++++ MATERIALS PROVIDED

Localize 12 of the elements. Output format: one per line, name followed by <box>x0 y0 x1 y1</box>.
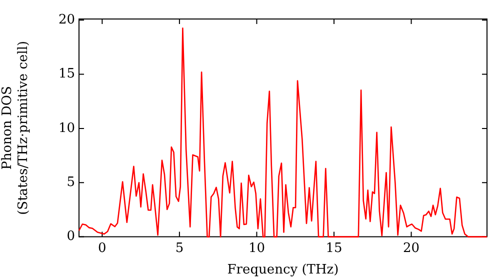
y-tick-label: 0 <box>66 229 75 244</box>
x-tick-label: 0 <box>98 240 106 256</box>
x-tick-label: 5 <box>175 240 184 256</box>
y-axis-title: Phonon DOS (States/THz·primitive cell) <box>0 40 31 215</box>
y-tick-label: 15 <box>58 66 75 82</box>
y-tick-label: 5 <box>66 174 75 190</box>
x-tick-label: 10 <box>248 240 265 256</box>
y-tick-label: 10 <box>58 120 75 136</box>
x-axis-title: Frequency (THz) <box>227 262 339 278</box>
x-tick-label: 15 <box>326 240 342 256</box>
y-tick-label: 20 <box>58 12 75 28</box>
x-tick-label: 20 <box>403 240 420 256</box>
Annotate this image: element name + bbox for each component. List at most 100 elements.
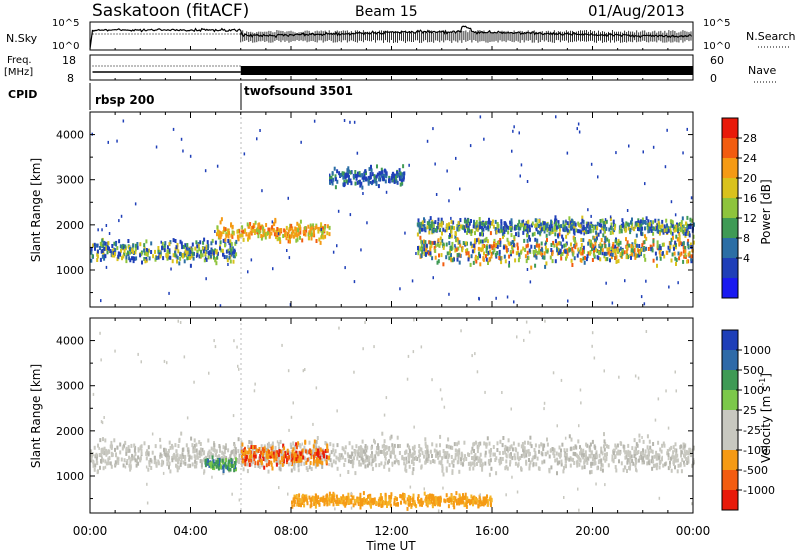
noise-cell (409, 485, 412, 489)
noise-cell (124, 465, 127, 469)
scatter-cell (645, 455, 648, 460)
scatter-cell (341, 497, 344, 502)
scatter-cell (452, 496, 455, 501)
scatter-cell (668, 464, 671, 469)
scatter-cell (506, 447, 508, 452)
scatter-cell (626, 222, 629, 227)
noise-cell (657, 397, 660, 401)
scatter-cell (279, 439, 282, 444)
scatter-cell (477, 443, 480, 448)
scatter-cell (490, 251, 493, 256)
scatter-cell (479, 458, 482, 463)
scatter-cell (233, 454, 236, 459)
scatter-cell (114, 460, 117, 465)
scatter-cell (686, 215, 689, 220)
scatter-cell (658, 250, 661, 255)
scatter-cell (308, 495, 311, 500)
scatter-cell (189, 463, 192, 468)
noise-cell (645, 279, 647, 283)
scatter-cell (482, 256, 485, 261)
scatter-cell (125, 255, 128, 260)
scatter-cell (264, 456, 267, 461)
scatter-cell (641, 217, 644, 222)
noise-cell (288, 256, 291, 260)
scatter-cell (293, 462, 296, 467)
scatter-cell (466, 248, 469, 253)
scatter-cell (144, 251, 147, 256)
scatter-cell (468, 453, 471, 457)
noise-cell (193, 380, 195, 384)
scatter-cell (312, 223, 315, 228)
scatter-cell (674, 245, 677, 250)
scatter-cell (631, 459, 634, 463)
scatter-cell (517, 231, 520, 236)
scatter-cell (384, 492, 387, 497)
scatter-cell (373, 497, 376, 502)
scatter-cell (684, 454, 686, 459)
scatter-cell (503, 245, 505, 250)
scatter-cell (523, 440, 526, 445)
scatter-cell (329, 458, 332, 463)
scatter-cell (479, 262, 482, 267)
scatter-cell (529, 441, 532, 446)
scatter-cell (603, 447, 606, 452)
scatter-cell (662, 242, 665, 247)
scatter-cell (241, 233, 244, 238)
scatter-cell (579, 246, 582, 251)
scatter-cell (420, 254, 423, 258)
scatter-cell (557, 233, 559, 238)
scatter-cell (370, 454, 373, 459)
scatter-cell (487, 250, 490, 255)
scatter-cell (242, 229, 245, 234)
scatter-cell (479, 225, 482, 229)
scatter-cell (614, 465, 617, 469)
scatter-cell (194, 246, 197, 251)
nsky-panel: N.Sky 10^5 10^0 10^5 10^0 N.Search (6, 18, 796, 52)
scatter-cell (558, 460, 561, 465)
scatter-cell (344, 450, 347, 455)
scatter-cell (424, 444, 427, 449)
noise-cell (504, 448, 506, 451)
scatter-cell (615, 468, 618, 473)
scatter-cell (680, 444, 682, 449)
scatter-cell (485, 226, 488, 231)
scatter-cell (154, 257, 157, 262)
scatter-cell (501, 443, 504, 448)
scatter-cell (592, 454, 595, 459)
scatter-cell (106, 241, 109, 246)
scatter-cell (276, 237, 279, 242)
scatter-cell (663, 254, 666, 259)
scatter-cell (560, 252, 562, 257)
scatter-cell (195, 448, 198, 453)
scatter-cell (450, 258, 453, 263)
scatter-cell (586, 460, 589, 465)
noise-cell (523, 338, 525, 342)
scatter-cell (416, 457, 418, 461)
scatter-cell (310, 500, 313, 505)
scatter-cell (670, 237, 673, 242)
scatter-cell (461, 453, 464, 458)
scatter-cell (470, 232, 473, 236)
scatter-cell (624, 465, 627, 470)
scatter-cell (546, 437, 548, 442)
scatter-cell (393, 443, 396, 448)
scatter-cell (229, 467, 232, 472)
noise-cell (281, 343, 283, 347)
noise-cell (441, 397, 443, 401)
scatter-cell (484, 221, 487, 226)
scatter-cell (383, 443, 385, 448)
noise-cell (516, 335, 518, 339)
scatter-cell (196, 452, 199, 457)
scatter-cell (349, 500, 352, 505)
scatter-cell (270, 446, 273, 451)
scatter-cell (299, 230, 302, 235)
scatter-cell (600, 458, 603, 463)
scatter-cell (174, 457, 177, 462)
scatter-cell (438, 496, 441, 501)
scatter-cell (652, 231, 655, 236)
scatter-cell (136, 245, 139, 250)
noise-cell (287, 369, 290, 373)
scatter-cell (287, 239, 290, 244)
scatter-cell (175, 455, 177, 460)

++++++++

TASK INSTRUCTIONS: Copy all of the material above line for line, leaving out the pictures.

SOLVED EXERCISE:
Localize 12 of the elements. Output format: one per line, name followed by <box>x0 y0 x1 y1</box>.
y-tick-label: 0 <box>66 229 75 244</box>
x-tick-label: 0 <box>98 240 106 256</box>
x-tick-label: 5 <box>175 240 184 256</box>
y-axis-title: Phonon DOS (States/THz·primitive cell) <box>0 40 31 215</box>
y-tick-label: 15 <box>58 66 75 82</box>
y-tick-label: 5 <box>66 174 75 190</box>
x-tick-label: 10 <box>248 240 265 256</box>
y-tick-label: 10 <box>58 120 75 136</box>
x-axis-title: Frequency (THz) <box>227 262 339 278</box>
x-tick-label: 15 <box>326 240 342 256</box>
y-tick-label: 20 <box>58 12 75 28</box>
x-tick-label: 20 <box>403 240 420 256</box>
Annotate this image: element name + bbox for each component. List at most 100 elements.
noise-cell (409, 485, 412, 489)
noise-cell (124, 465, 127, 469)
scatter-cell (645, 455, 648, 460)
scatter-cell (341, 497, 344, 502)
scatter-cell (452, 496, 455, 501)
scatter-cell (668, 464, 671, 469)
scatter-cell (506, 447, 508, 452)
scatter-cell (626, 222, 629, 227)
noise-cell (657, 397, 660, 401)
scatter-cell (279, 439, 282, 444)
scatter-cell (477, 443, 480, 448)
scatter-cell (490, 251, 493, 256)
scatter-cell (479, 458, 482, 463)
scatter-cell (233, 454, 236, 459)
scatter-cell (114, 460, 117, 465)
scatter-cell (686, 215, 689, 220)
scatter-cell (658, 250, 661, 255)
scatter-cell (308, 495, 311, 500)
scatter-cell (189, 463, 192, 468)
noise-cell (645, 279, 647, 283)
scatter-cell (482, 256, 485, 261)
scatter-cell (125, 255, 128, 260)
scatter-cell (264, 456, 267, 461)
scatter-cell (641, 217, 644, 222)
noise-cell (288, 256, 291, 260)
scatter-cell (293, 462, 296, 467)
scatter-cell (466, 248, 469, 253)
scatter-cell (144, 251, 147, 256)
scatter-cell (468, 453, 471, 457)
noise-cell (193, 380, 195, 384)
scatter-cell (312, 223, 315, 228)
scatter-cell (674, 245, 677, 250)
scatter-cell (631, 459, 634, 463)
scatter-cell (517, 231, 520, 236)
scatter-cell (384, 492, 387, 497)
scatter-cell (373, 497, 376, 502)
scatter-cell (684, 454, 686, 459)
scatter-cell (503, 245, 505, 250)
scatter-cell (523, 440, 526, 445)
scatter-cell (329, 458, 332, 463)
scatter-cell (479, 262, 482, 267)
scatter-cell (529, 441, 532, 446)
scatter-cell (603, 447, 606, 452)
scatter-cell (662, 242, 665, 247)
scatter-cell (241, 233, 244, 238)
scatter-cell (579, 246, 582, 251)
scatter-cell (420, 254, 423, 258)
scatter-cell (557, 233, 559, 238)
scatter-cell (370, 454, 373, 459)
scatter-cell (487, 250, 490, 255)
scatter-cell (242, 229, 245, 234)
scatter-cell (479, 225, 482, 229)
scatter-cell (614, 465, 617, 469)
scatter-cell (194, 246, 197, 251)
nsky-panel: N.Sky 10^5 10^0 10^5 10^0 N.Search (6, 18, 796, 52)
scatter-cell (558, 460, 561, 465)
scatter-cell (344, 450, 347, 455)
scatter-cell (424, 444, 427, 449)
noise-cell (504, 448, 506, 451)
scatter-cell (615, 468, 618, 473)
scatter-cell (680, 444, 682, 449)
scatter-cell (485, 226, 488, 231)
scatter-cell (154, 257, 157, 262)
scatter-cell (501, 443, 504, 448)
scatter-cell (592, 454, 595, 459)
scatter-cell (106, 241, 109, 246)
scatter-cell (276, 237, 279, 242)
scatter-cell (663, 254, 666, 259)
scatter-cell (560, 252, 562, 257)
scatter-cell (195, 448, 198, 453)
scatter-cell (450, 258, 453, 263)
scatter-cell (586, 460, 589, 465)
noise-cell (523, 338, 525, 342)
scatter-cell (416, 457, 418, 461)
scatter-cell (310, 500, 313, 505)
scatter-cell (670, 237, 673, 242)
scatter-cell (461, 453, 464, 458)
scatter-cell (470, 232, 473, 236)
scatter-cell (624, 465, 627, 470)
scatter-cell (546, 437, 548, 442)
scatter-cell (393, 443, 396, 448)
scatter-cell (229, 467, 232, 472)
noise-cell (281, 343, 283, 347)
noise-cell (441, 397, 443, 401)
scatter-cell (484, 221, 487, 226)
scatter-cell (383, 443, 385, 448)
noise-cell (516, 335, 518, 339)
scatter-cell (196, 452, 199, 457)
scatter-cell (349, 500, 352, 505)
scatter-cell (270, 446, 273, 451)
scatter-cell (299, 230, 302, 235)
scatter-cell (600, 458, 603, 463)
scatter-cell (174, 457, 177, 462)
scatter-cell (438, 496, 441, 501)
scatter-cell (652, 231, 655, 236)
scatter-cell (136, 245, 139, 250)
noise-cell (287, 369, 290, 373)
scatter-cell (287, 239, 290, 244)
scatter-cell (175, 455, 177, 460)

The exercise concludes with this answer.